TASK TO CARRY OUT —
Wherever the word "thereof" appears in a line, extract that line.

(Dataset items)
──────────────────────────────

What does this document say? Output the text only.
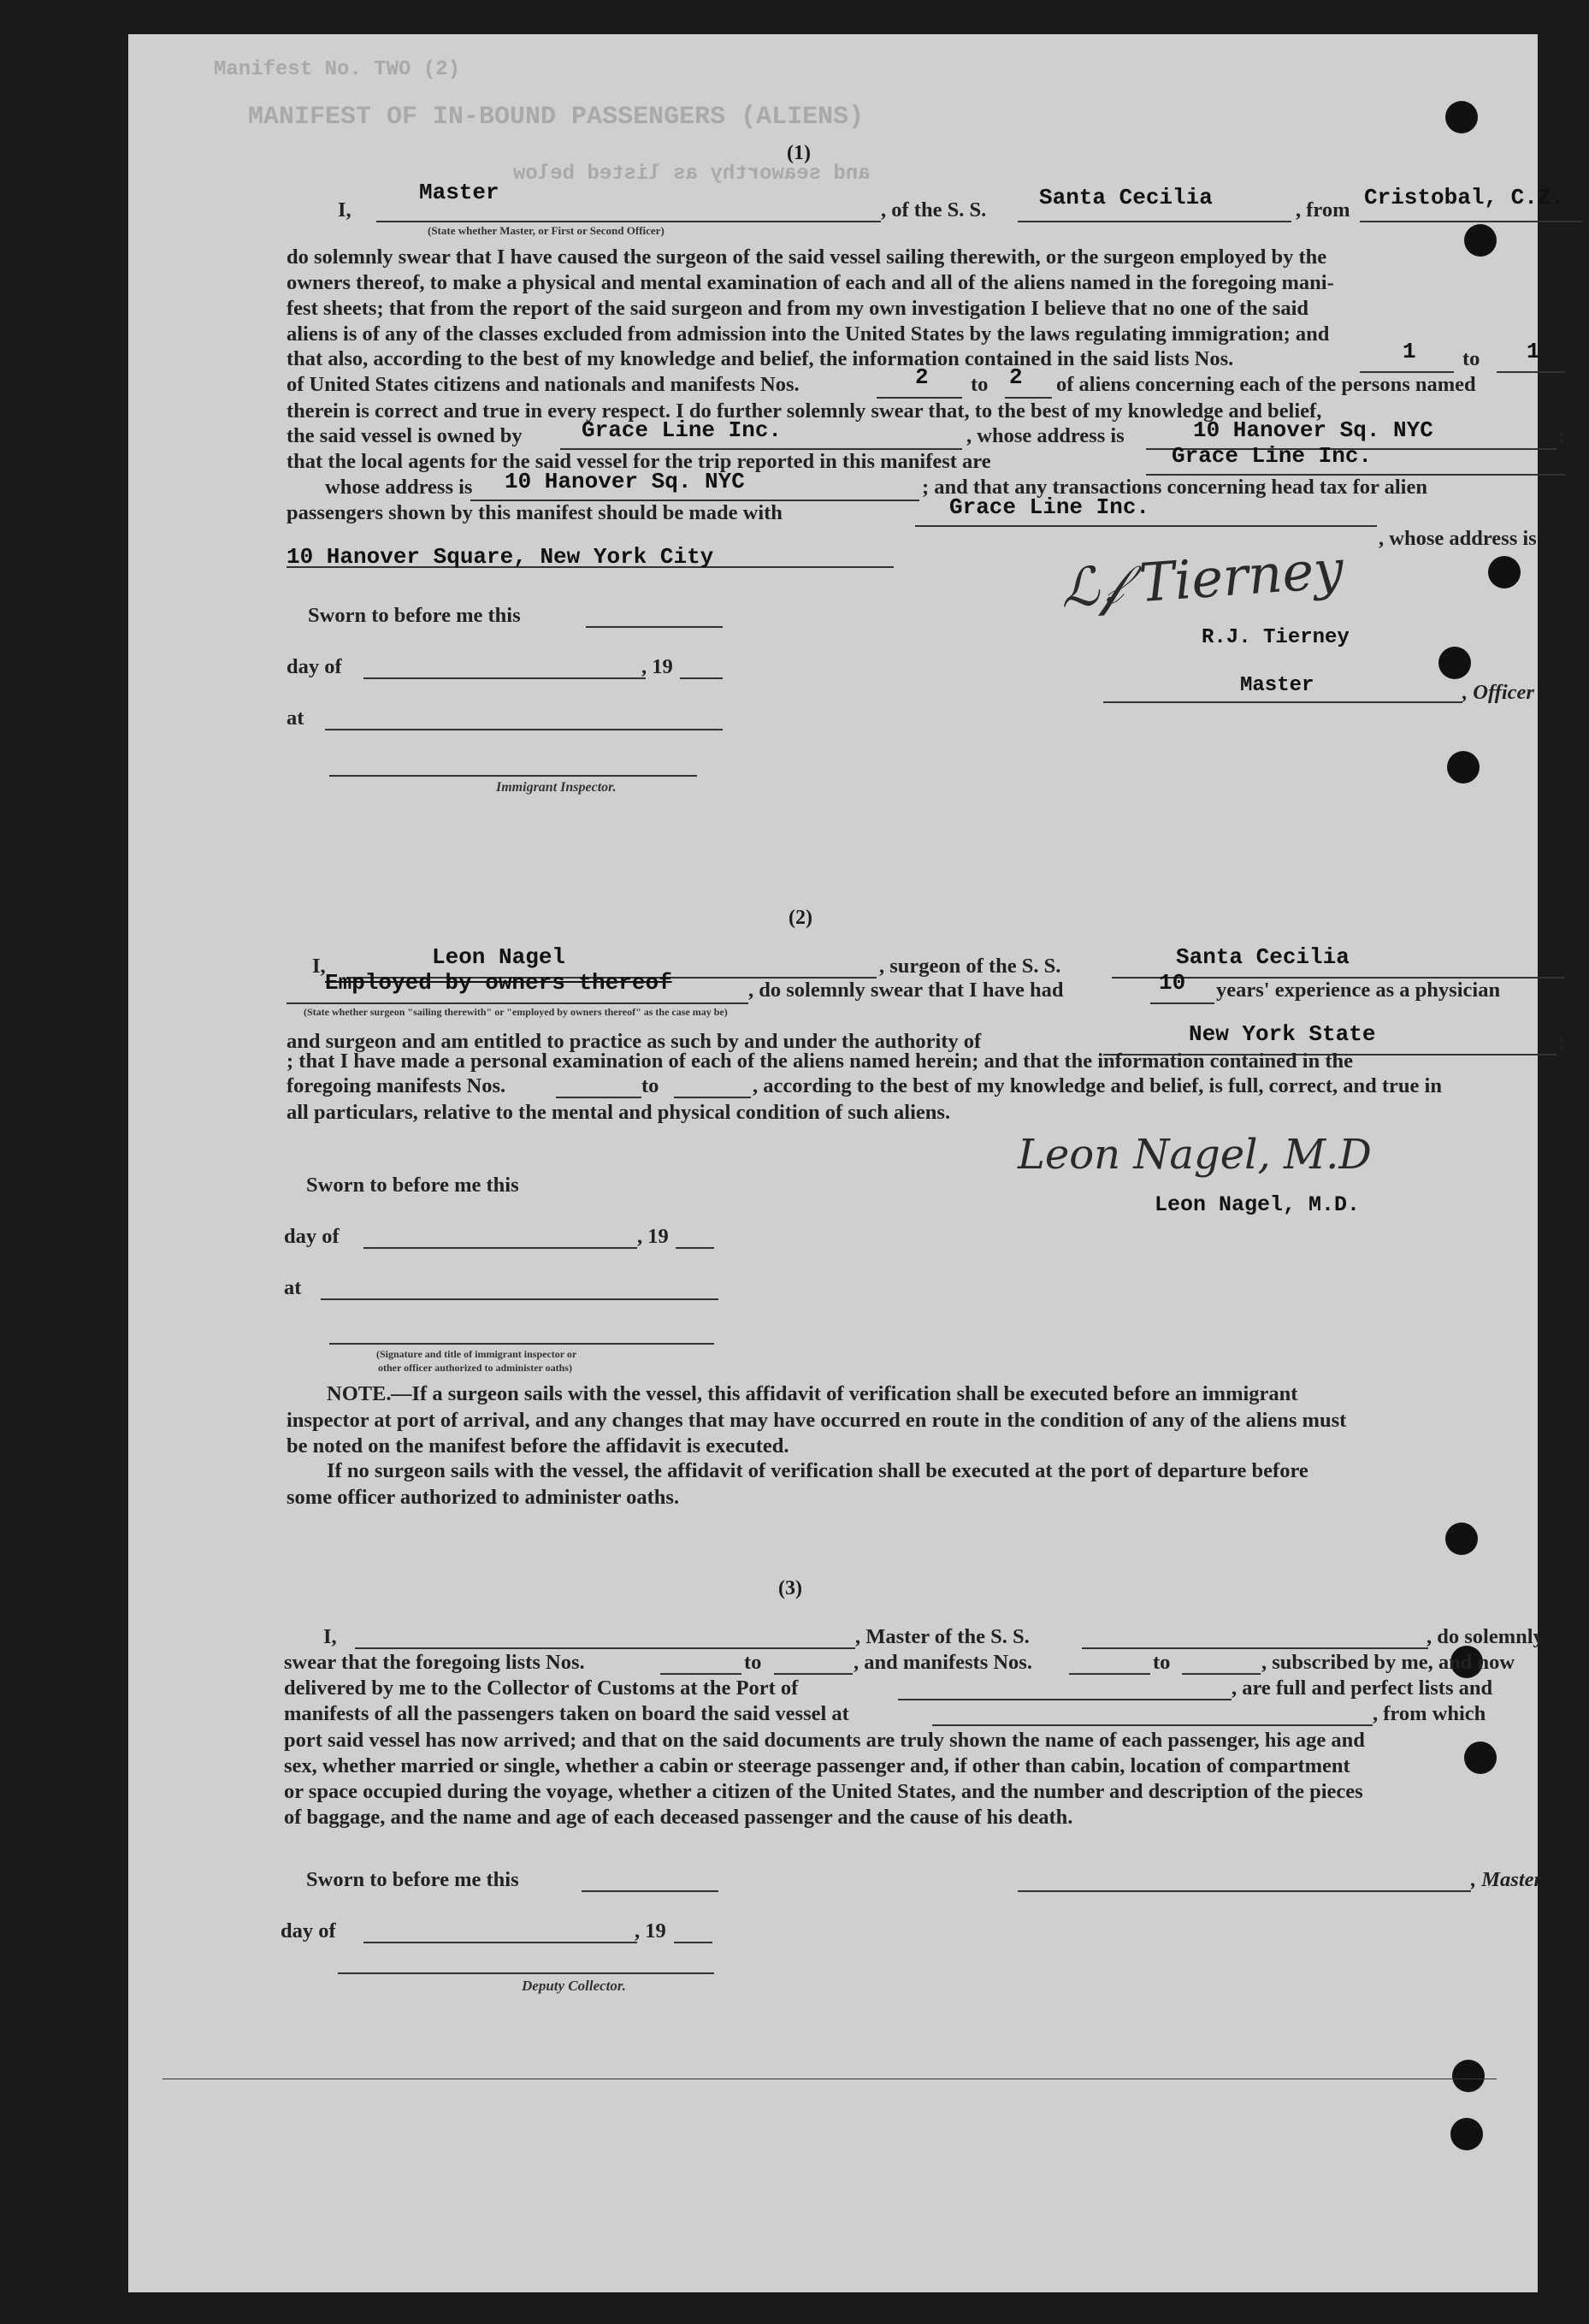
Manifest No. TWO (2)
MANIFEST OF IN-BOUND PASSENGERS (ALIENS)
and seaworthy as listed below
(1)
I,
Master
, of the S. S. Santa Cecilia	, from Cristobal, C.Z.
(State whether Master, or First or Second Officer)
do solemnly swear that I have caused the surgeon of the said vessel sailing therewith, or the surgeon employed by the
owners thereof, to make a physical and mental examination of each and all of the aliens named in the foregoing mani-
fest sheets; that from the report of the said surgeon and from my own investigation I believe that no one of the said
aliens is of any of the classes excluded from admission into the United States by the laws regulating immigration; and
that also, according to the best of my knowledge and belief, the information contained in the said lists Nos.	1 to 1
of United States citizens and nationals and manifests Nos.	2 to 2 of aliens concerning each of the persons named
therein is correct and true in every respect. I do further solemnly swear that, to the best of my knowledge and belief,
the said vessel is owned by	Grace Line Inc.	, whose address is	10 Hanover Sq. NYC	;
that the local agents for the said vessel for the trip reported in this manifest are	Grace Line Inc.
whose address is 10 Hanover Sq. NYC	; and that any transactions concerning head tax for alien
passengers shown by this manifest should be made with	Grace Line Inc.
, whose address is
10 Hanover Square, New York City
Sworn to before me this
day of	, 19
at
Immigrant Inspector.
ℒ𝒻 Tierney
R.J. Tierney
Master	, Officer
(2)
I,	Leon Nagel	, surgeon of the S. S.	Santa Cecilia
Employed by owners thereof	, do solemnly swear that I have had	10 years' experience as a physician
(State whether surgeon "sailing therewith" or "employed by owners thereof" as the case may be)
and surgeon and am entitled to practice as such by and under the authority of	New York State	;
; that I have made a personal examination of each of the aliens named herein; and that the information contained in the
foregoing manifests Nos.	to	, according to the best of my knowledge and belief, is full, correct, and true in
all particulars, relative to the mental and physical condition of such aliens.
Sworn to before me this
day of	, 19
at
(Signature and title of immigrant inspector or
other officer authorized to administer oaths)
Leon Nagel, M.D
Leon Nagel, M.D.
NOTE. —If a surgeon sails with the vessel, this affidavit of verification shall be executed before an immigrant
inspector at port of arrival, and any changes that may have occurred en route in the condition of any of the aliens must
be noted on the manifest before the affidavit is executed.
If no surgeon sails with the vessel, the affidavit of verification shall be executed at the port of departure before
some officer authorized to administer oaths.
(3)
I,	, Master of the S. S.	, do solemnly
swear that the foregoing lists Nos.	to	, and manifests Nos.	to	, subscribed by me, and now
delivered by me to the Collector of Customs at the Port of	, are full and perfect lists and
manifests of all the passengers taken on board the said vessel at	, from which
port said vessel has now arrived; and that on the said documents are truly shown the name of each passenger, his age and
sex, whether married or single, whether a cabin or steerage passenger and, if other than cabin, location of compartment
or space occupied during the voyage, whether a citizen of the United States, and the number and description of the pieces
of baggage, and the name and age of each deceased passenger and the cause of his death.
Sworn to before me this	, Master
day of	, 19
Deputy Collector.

──────────────────────────────

FULL SOLUTION —
owners thereof, to make a physical and mental examination of each and all of the aliens named in the foregoing mani-
Employed by owners thereof	, do solemnly swear that I have had	10 years' experience as a physician
(State whether surgeon "sailing therewith" or "employed by owners thereof" as the case may be)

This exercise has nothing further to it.